WHAT YOU SHOULD DO: Copy all the entries word for word, but omit the pictures.

(Excerpts from a figure dataset)
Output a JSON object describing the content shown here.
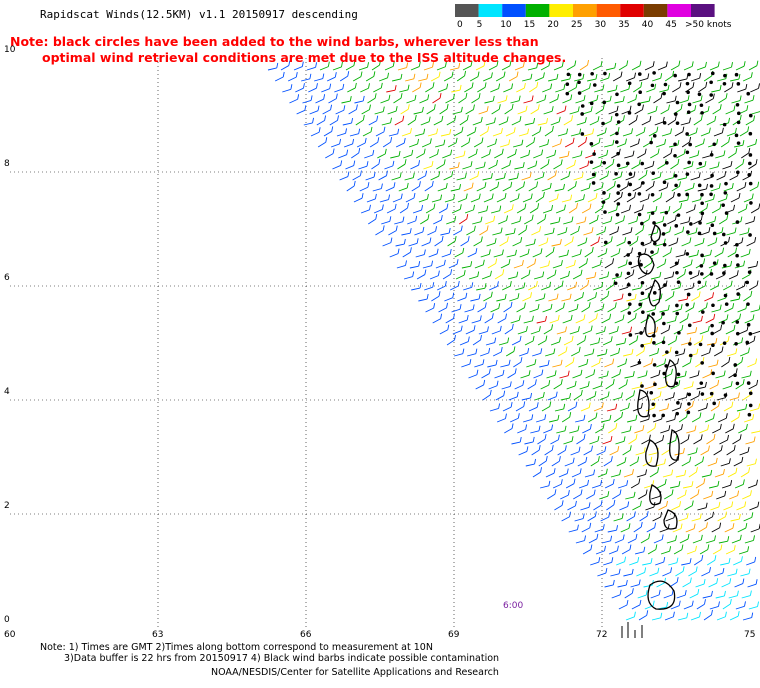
{
  "title": "Rapidscat Winds(12.5KM) v1.1 20150917 descending",
  "note_line1": "Note: black circles have been added to the wind barbs, wherever less than",
  "note_line2": "optimal wind retrieval conditions are met due to the ISS altitude changes.",
  "footer_line1": "Note: 1) Times are GMT 2)Times along bottom correspond to measurement at 10N",
  "footer_line2": "3)Data buffer is 22 hrs from 20150917 4) Black wind barbs indicate possible contamination",
  "footer_line3": "NOAA/NESDIS/Center for Satellite Applications and Research",
  "time_label": "6:00",
  "colorbar": {
    "labels": [
      "0",
      "5",
      "10",
      "15",
      "20",
      "25",
      "30",
      "35",
      "40",
      "45",
      ">50 knots"
    ],
    "colors": [
      "#555555",
      "#00e5ff",
      "#0050ff",
      "#00b000",
      "#ffee00",
      "#ffa000",
      "#ff5a00",
      "#e00000",
      "#7a3c00",
      "#e000e0",
      "#5a1080"
    ]
  },
  "map": {
    "lon_labels": [
      "60",
      "63",
      "66",
      "69",
      "72",
      "75"
    ],
    "lat_labels": [
      "0",
      "2",
      "4",
      "6",
      "8",
      "10"
    ]
  }
}
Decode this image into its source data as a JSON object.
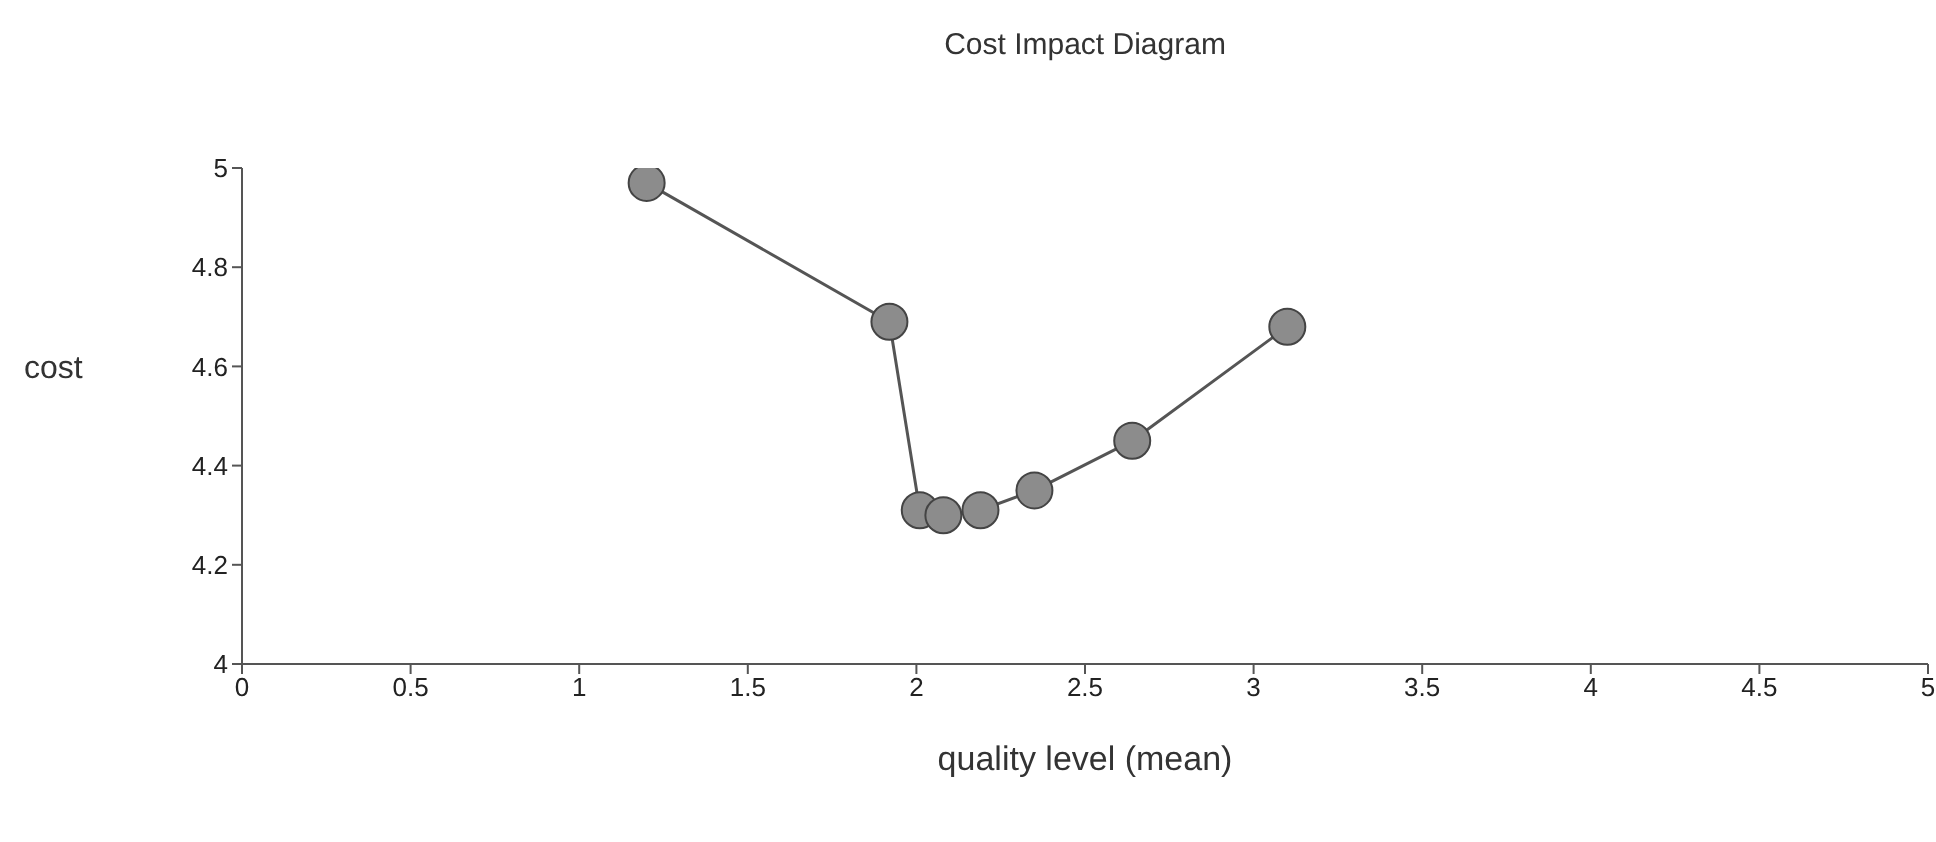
{
  "chart_data": {
    "type": "line",
    "title": "Cost Impact Diagram",
    "xlabel": "quality level (mean)",
    "ylabel": "cost",
    "x": [
      1.2,
      1.92,
      2.01,
      2.08,
      2.19,
      2.35,
      2.64,
      3.1
    ],
    "series": [
      {
        "color": "#8c8c8c",
        "values": [
          4.97,
          4.69,
          4.31,
          4.3,
          4.31,
          4.35,
          4.45,
          4.68
        ]
      }
    ],
    "xlim": [
      0,
      5
    ],
    "xticks": [
      0,
      0.5,
      1,
      1.5,
      2,
      2.5,
      3,
      3.5,
      4,
      4.5,
      5
    ],
    "ylim": [
      4,
      5
    ],
    "yticks": [
      4,
      4.2,
      4.4,
      4.6,
      4.8,
      5
    ],
    "grid": false,
    "legend": false,
    "marker": "circle",
    "line_style": "solid"
  }
}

WRITTEN SOLUTION:
Output a JSON object describing the content shown here.
{
  "title": "Rapidscat Winds(12.5KM) v1.1 20150917 descending",
  "note_line1": "Note: black circles have been added to the wind barbs, wherever less than",
  "note_line2": "optimal wind retrieval conditions are met due to the ISS altitude changes.",
  "footer_line1": "Note: 1) Times are GMT 2)Times along bottom correspond to measurement at 10N",
  "footer_line2": "3)Data buffer is 22 hrs from 20150917 4) Black wind barbs indicate possible contamination",
  "footer_line3": "NOAA/NESDIS/Center for Satellite Applications and Research",
  "time_label": "6:00",
  "colorbar": {
    "labels": [
      "0",
      "5",
      "10",
      "15",
      "20",
      "25",
      "30",
      "35",
      "40",
      "45",
      ">50 knots"
    ],
    "colors": [
      "#555555",
      "#00e5ff",
      "#0050ff",
      "#00b000",
      "#ffee00",
      "#ffa000",
      "#ff5a00",
      "#e00000",
      "#7a3c00",
      "#e000e0",
      "#5a1080"
    ]
  },
  "map": {
    "lon_labels": [
      "60",
      "63",
      "66",
      "69",
      "72",
      "75"
    ],
    "lat_labels": [
      "0",
      "2",
      "4",
      "6",
      "8",
      "10"
    ]
  }
}
Decode this image into its source data as a JSON object.
{
  "chart_data": {
    "type": "line",
    "title": "Cost Impact Diagram",
    "xlabel": "quality level (mean)",
    "ylabel": "cost",
    "x": [
      1.2,
      1.92,
      2.01,
      2.08,
      2.19,
      2.35,
      2.64,
      3.1
    ],
    "series": [
      {
        "color": "#8c8c8c",
        "values": [
          4.97,
          4.69,
          4.31,
          4.3,
          4.31,
          4.35,
          4.45,
          4.68
        ]
      }
    ],
    "xlim": [
      0,
      5
    ],
    "xticks": [
      0,
      0.5,
      1,
      1.5,
      2,
      2.5,
      3,
      3.5,
      4,
      4.5,
      5
    ],
    "ylim": [
      4,
      5
    ],
    "yticks": [
      4,
      4.2,
      4.4,
      4.6,
      4.8,
      5
    ],
    "grid": false,
    "legend": false,
    "marker": "circle",
    "line_style": "solid"
  }
}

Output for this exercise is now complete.